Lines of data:
START
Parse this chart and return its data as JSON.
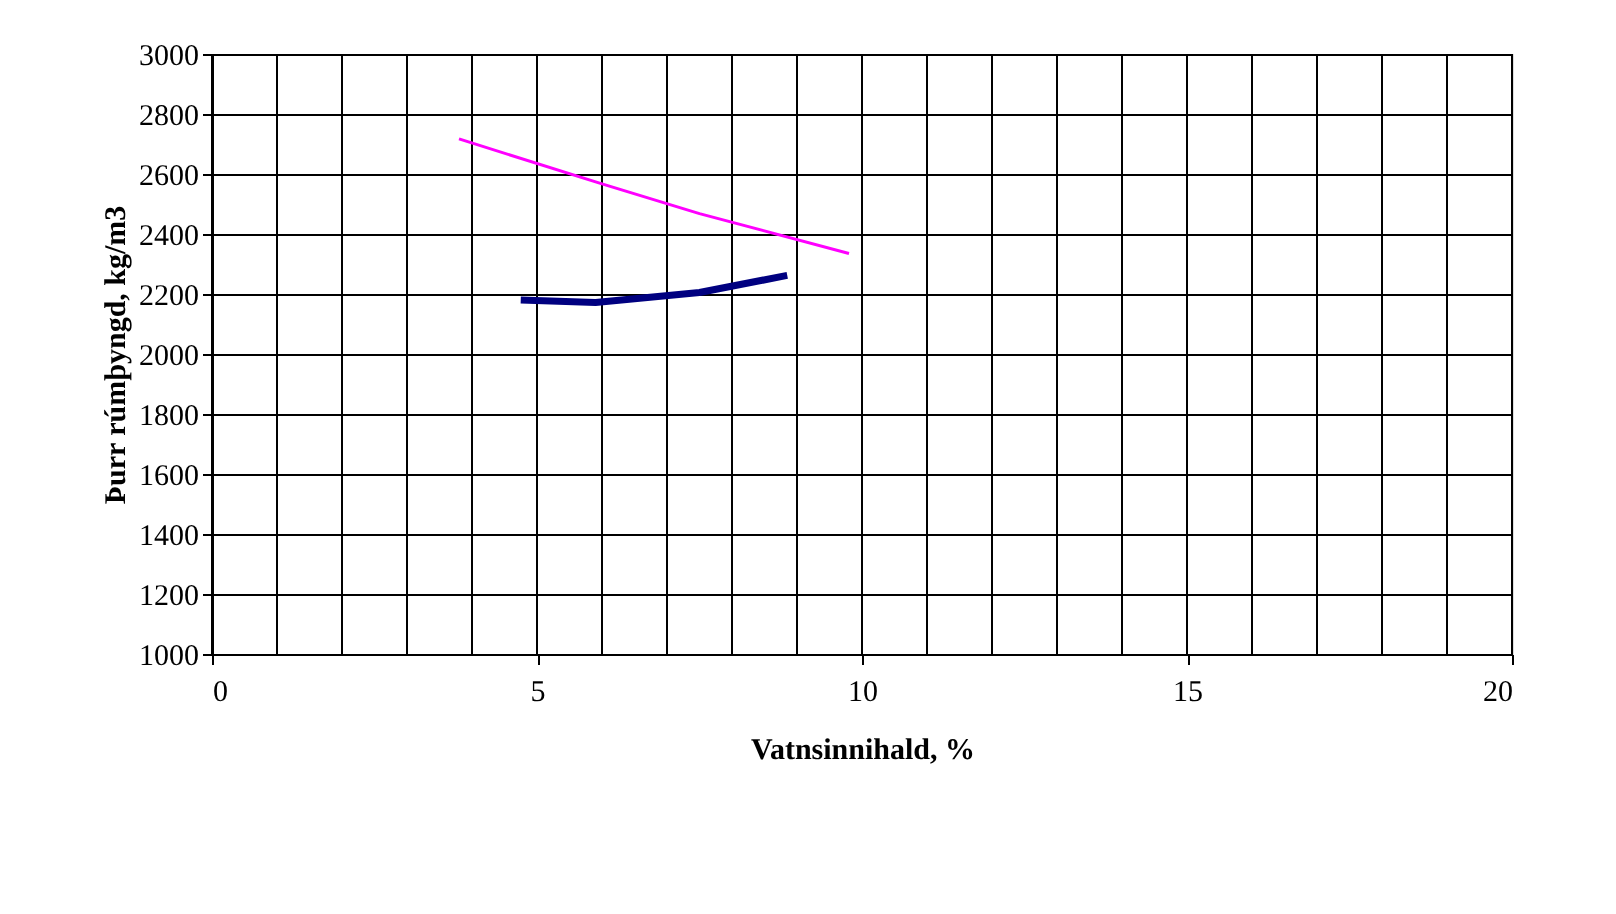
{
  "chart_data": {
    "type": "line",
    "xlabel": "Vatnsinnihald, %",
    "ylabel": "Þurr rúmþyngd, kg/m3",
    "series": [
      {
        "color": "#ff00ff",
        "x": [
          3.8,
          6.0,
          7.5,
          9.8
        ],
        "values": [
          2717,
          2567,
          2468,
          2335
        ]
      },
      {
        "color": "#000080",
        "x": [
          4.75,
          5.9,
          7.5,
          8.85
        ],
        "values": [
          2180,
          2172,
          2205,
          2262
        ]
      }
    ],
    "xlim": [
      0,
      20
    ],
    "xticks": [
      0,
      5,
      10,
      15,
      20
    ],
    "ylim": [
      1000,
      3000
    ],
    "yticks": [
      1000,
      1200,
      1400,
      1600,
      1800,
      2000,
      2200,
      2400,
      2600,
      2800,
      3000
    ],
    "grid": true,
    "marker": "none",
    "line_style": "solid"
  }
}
END
EXERCISE
From the listing above, print every entry precisely and drop the pictures.

EXERCISE ANSWER
Parse this chart and return its data as JSON.
{
  "chart_data": {
    "type": "line",
    "xlabel": "Vatnsinnihald, %",
    "ylabel": "Þurr rúmþyngd, kg/m3",
    "series": [
      {
        "color": "#ff00ff",
        "x": [
          3.8,
          6.0,
          7.5,
          9.8
        ],
        "values": [
          2717,
          2567,
          2468,
          2335
        ]
      },
      {
        "color": "#000080",
        "x": [
          4.75,
          5.9,
          7.5,
          8.85
        ],
        "values": [
          2180,
          2172,
          2205,
          2262
        ]
      }
    ],
    "xlim": [
      0,
      20
    ],
    "xticks": [
      0,
      5,
      10,
      15,
      20
    ],
    "ylim": [
      1000,
      3000
    ],
    "yticks": [
      1000,
      1200,
      1400,
      1600,
      1800,
      2000,
      2200,
      2400,
      2600,
      2800,
      3000
    ],
    "grid": true,
    "marker": "none",
    "line_style": "solid"
  }
}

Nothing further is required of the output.